Exercise directions.
Copy out all the records exactly.

:: Task data

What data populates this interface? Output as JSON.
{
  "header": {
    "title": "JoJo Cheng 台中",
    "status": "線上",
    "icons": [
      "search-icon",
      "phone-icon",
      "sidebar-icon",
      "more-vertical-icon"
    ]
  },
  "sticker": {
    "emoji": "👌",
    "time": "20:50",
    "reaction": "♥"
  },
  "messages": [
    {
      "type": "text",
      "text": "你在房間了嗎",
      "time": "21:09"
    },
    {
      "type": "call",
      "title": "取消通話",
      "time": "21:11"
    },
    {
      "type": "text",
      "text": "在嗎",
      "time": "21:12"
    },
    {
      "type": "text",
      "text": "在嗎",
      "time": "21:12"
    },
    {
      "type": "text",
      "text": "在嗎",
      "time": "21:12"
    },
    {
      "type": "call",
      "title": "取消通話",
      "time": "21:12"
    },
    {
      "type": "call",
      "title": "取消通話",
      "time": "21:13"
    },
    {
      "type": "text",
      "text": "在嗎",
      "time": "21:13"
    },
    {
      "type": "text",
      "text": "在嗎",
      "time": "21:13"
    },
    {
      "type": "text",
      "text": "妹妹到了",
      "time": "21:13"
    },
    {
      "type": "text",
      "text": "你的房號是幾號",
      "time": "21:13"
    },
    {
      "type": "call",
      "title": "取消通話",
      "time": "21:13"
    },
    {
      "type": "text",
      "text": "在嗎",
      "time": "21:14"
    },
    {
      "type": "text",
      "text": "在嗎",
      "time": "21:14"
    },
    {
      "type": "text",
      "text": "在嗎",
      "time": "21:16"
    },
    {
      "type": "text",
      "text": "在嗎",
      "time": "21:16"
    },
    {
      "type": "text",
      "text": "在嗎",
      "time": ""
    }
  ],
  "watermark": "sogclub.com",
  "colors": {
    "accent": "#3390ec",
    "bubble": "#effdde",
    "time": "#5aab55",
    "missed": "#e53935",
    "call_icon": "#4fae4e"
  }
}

::::

Task response.
What data populates this interface? Output as JSON.
{
  "header": {
    "title": "JoJo Cheng 台中",
    "status": "線上",
    "icons": [
      "search-icon",
      "phone-icon",
      "sidebar-icon",
      "more-vertical-icon"
    ]
  },
  "sticker": {
    "emoji": "👌",
    "time": "20:50",
    "reaction": "♥"
  },
  "messages": [
    {
      "type": "text",
      "text": "你在房間了嗎",
      "time": "21:09"
    },
    {
      "type": "call",
      "title": "取消通話",
      "time": "21:11"
    },
    {
      "type": "text",
      "text": "在嗎",
      "time": "21:12"
    },
    {
      "type": "text",
      "text": "在嗎",
      "time": "21:12"
    },
    {
      "type": "text",
      "text": "在嗎",
      "time": "21:12"
    },
    {
      "type": "call",
      "title": "取消通話",
      "time": "21:12"
    },
    {
      "type": "call",
      "title": "取消通話",
      "time": "21:13"
    },
    {
      "type": "text",
      "text": "在嗎",
      "time": "21:13"
    },
    {
      "type": "text",
      "text": "在嗎",
      "time": "21:13"
    },
    {
      "type": "text",
      "text": "妹妹到了",
      "time": "21:13"
    },
    {
      "type": "text",
      "text": "你的房號是幾號",
      "time": "21:13"
    },
    {
      "type": "call",
      "title": "取消通話",
      "time": "21:13"
    },
    {
      "type": "text",
      "text": "在嗎",
      "time": "21:14"
    },
    {
      "type": "text",
      "text": "在嗎",
      "time": "21:14"
    },
    {
      "type": "text",
      "text": "在嗎",
      "time": "21:16"
    },
    {
      "type": "text",
      "text": "在嗎",
      "time": "21:16"
    },
    {
      "type": "text",
      "text": "在嗎",
      "time": ""
    }
  ],
  "watermark": "sogclub.com",
  "colors": {
    "accent": "#3390ec",
    "bubble": "#effdde",
    "time": "#5aab55",
    "missed": "#e53935",
    "call_icon": "#4fae4e"
  }
}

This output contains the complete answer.